▸ OBJECTIVE: Would you transcribe every line of the entries below word for word, without changing anything?
------ GIVEN INFORMATION ------
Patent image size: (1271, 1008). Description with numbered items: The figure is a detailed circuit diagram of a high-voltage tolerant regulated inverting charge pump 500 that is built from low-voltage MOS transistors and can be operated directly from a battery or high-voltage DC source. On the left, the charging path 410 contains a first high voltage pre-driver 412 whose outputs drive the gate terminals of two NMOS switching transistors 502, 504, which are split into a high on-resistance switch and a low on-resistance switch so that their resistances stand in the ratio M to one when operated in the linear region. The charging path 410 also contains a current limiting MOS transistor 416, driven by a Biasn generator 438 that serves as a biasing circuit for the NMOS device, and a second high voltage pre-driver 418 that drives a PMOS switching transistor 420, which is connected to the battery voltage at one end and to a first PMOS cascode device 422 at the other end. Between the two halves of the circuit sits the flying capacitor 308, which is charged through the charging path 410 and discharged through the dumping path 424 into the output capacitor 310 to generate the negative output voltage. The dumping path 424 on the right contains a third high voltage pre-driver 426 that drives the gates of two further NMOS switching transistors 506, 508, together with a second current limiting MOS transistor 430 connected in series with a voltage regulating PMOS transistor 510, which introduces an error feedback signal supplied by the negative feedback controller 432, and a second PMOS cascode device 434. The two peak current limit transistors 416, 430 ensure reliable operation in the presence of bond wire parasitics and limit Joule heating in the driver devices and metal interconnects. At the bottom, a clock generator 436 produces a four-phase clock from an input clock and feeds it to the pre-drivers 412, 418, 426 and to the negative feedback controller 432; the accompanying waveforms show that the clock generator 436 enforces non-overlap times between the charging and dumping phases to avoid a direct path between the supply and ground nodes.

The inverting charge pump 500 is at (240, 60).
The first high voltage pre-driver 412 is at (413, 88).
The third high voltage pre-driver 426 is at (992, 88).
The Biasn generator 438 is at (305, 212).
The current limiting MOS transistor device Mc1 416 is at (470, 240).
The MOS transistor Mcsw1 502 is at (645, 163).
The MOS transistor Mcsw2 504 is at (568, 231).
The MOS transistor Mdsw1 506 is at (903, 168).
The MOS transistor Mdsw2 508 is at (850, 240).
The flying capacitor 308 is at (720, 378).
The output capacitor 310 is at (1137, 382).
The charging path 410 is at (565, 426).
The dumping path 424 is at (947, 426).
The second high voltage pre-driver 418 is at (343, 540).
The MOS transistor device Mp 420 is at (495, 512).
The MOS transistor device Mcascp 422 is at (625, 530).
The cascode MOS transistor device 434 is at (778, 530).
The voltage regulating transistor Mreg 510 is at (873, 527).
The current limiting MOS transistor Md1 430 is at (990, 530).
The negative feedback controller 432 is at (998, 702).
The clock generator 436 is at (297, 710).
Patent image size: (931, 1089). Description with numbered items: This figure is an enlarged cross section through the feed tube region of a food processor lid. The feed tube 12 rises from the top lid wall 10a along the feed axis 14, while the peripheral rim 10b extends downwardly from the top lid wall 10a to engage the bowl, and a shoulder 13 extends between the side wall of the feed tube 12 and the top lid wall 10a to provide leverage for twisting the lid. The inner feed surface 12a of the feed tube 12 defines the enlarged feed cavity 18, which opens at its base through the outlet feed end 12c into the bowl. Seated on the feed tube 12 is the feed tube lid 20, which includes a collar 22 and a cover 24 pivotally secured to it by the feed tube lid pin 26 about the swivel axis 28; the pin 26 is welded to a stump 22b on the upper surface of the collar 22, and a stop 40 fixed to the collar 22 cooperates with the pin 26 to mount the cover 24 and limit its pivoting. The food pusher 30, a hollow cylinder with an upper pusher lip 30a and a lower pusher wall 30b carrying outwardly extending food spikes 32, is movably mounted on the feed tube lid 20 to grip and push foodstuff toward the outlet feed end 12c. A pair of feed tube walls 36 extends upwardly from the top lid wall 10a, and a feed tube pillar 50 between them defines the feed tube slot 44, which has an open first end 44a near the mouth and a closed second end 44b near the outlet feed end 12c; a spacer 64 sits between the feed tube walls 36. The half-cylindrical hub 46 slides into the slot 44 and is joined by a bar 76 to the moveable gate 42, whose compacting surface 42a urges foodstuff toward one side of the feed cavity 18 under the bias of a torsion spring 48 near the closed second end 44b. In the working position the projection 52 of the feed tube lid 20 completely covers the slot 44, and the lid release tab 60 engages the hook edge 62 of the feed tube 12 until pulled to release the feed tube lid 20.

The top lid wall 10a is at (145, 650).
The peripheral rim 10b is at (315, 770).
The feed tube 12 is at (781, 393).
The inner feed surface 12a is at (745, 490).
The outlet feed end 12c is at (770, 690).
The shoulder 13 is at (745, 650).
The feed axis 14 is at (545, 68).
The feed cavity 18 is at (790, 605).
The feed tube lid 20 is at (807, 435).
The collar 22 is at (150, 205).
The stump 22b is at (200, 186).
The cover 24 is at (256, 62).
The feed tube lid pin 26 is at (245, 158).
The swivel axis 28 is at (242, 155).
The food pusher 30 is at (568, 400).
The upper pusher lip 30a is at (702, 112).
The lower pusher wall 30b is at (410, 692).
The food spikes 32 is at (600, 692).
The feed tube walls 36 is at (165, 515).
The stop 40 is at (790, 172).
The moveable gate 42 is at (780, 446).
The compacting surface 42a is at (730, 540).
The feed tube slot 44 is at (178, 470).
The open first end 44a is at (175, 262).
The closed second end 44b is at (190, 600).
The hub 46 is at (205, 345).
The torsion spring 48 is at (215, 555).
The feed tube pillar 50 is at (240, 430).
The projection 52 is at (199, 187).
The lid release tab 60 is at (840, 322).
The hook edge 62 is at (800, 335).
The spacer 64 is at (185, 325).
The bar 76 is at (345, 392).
------
▸ EXERCISE RESULT:
Patent image size: (1271, 1008). Description with numbered items: The figure is a detailed circuit diagram of a high-voltage tolerant regulated inverting charge pump 500 that is built from low-voltage MOS transistors and can be operated directly from a battery or high-voltage DC source. On the left, the charging path 410 contains a first high voltage pre-driver 412 whose outputs drive the gate terminals of two NMOS switching transistors 502, 504, which are split into a high on-resistance switch and a low on-resistance switch so that their resistances stand in the ratio M to one when operated in the linear region. The charging path 410 also contains a current limiting MOS transistor 416, driven by a Biasn generator 438 that serves as a biasing circuit for the NMOS device, and a second high voltage pre-driver 418 that drives a PMOS switching transistor 420, which is connected to the battery voltage at one end and to a first PMOS cascode device 422 at the other end. Between the two halves of the circuit sits the flying capacitor 308, which is charged through the charging path 410 and discharged through the dumping path 424 into the output capacitor 310 to generate the negative output voltage. The dumping path 424 on the right contains a third high voltage pre-driver 426 that drives the gates of two further NMOS switching transistors 506, 508, together with a second current limiting MOS transistor 430 connected in series with a voltage regulating PMOS transistor 510, which introduces an error feedback signal supplied by the negative feedback controller 432, and a second PMOS cascode device 434. The two peak current limit transistors 416, 430 ensure reliable operation in the presence of bond wire parasitics and limit Joule heating in the driver devices and metal interconnects. At the bottom, a clock generator 436 produces a four-phase clock from an input clock and feeds it to the pre-drivers 412, 418, 426 and to the negative feedback controller 432; the accompanying waveforms show that the clock generator 436 enforces non-overlap times between the charging and dumping phases to avoid a direct path between the supply and ground nodes.

The inverting charge pump 500 is at (240, 60).
The first high voltage pre-driver 412 is at (413, 88).
The third high voltage pre-driver 426 is at (992, 88).
The Biasn generator 438 is at (305, 212).
The current limiting MOS transistor device Mc1 416 is at (470, 240).
The MOS transistor Mcsw1 502 is at (645, 163).
The MOS transistor Mcsw2 504 is at (568, 231).
The MOS transistor Mdsw1 506 is at (903, 168).
The MOS transistor Mdsw2 508 is at (850, 240).
The flying capacitor 308 is at (720, 378).
The output capacitor 310 is at (1137, 382).
The charging path 410 is at (565, 426).
The dumping path 424 is at (947, 426).
The second high voltage pre-driver 418 is at (343, 540).
The MOS transistor device Mp 420 is at (495, 512).
The MOS transistor device Mcascp 422 is at (625, 530).
The cascode MOS transistor device 434 is at (778, 530).
The voltage regulating transistor Mreg 510 is at (873, 527).
The current limiting MOS transistor Md1 430 is at (990, 530).
The negative feedback controller 432 is at (998, 702).
The clock generator 436 is at (297, 710).
Patent image size: (931, 1089). Description with numbered items: This figure is an enlarged cross section through the feed tube region of a food processor lid. The feed tube 12 rises from the top lid wall 10a along the feed axis 14, while the peripheral rim 10b extends downwardly from the top lid wall 10a to engage the bowl, and a shoulder 13 extends between the side wall of the feed tube 12 and the top lid wall 10a to provide leverage for twisting the lid. The inner feed surface 12a of the feed tube 12 defines the enlarged feed cavity 18, which opens at its base through the outlet feed end 12c into the bowl. Seated on the feed tube 12 is the feed tube lid 20, which includes a collar 22 and a cover 24 pivotally secured to it by the feed tube lid pin 26 about the swivel axis 28; the pin 26 is welded to a stump 22b on the upper surface of the collar 22, and a stop 40 fixed to the collar 22 cooperates with the pin 26 to mount the cover 24 and limit its pivoting. The food pusher 30, a hollow cylinder with an upper pusher lip 30a and a lower pusher wall 30b carrying outwardly extending food spikes 32, is movably mounted on the feed tube lid 20 to grip and push foodstuff toward the outlet feed end 12c. A pair of feed tube walls 36 extends upwardly from the top lid wall 10a, and a feed tube pillar 50 between them defines the feed tube slot 44, which has an open first end 44a near the mouth and a closed second end 44b near the outlet feed end 12c; a spacer 64 sits between the feed tube walls 36. The half-cylindrical hub 46 slides into the slot 44 and is joined by a bar 76 to the moveable gate 42, whose compacting surface 42a urges foodstuff toward one side of the feed cavity 18 under the bias of a torsion spring 48 near the closed second end 44b. In the working position the projection 52 of the feed tube lid 20 completely covers the slot 44, and the lid release tab 60 engages the hook edge 62 of the feed tube 12 until pulled to release the feed tube lid 20.

The top lid wall 10a is at (145, 650).
The peripheral rim 10b is at (315, 770).
The feed tube 12 is at (781, 393).
The inner feed surface 12a is at (745, 490).
The outlet feed end 12c is at (770, 690).
The shoulder 13 is at (745, 650).
The feed axis 14 is at (545, 68).
The feed cavity 18 is at (790, 605).
The feed tube lid 20 is at (807, 435).
The collar 22 is at (150, 205).
The stump 22b is at (200, 186).
The cover 24 is at (256, 62).
The feed tube lid pin 26 is at (245, 158).
The swivel axis 28 is at (242, 155).
The food pusher 30 is at (568, 400).
The upper pusher lip 30a is at (702, 112).
The lower pusher wall 30b is at (410, 692).
The food spikes 32 is at (600, 692).
The feed tube walls 36 is at (165, 515).
The stop 40 is at (790, 172).
The moveable gate 42 is at (780, 446).
The compacting surface 42a is at (730, 540).
The feed tube slot 44 is at (178, 470).
The open first end 44a is at (175, 262).
The closed second end 44b is at (190, 600).
The hub 46 is at (205, 345).
The torsion spring 48 is at (215, 555).
The feed tube pillar 50 is at (240, 430).
The projection 52 is at (199, 187).
The lid release tab 60 is at (840, 322).
The hook edge 62 is at (800, 335).
The spacer 64 is at (185, 325).
The bar 76 is at (345, 392).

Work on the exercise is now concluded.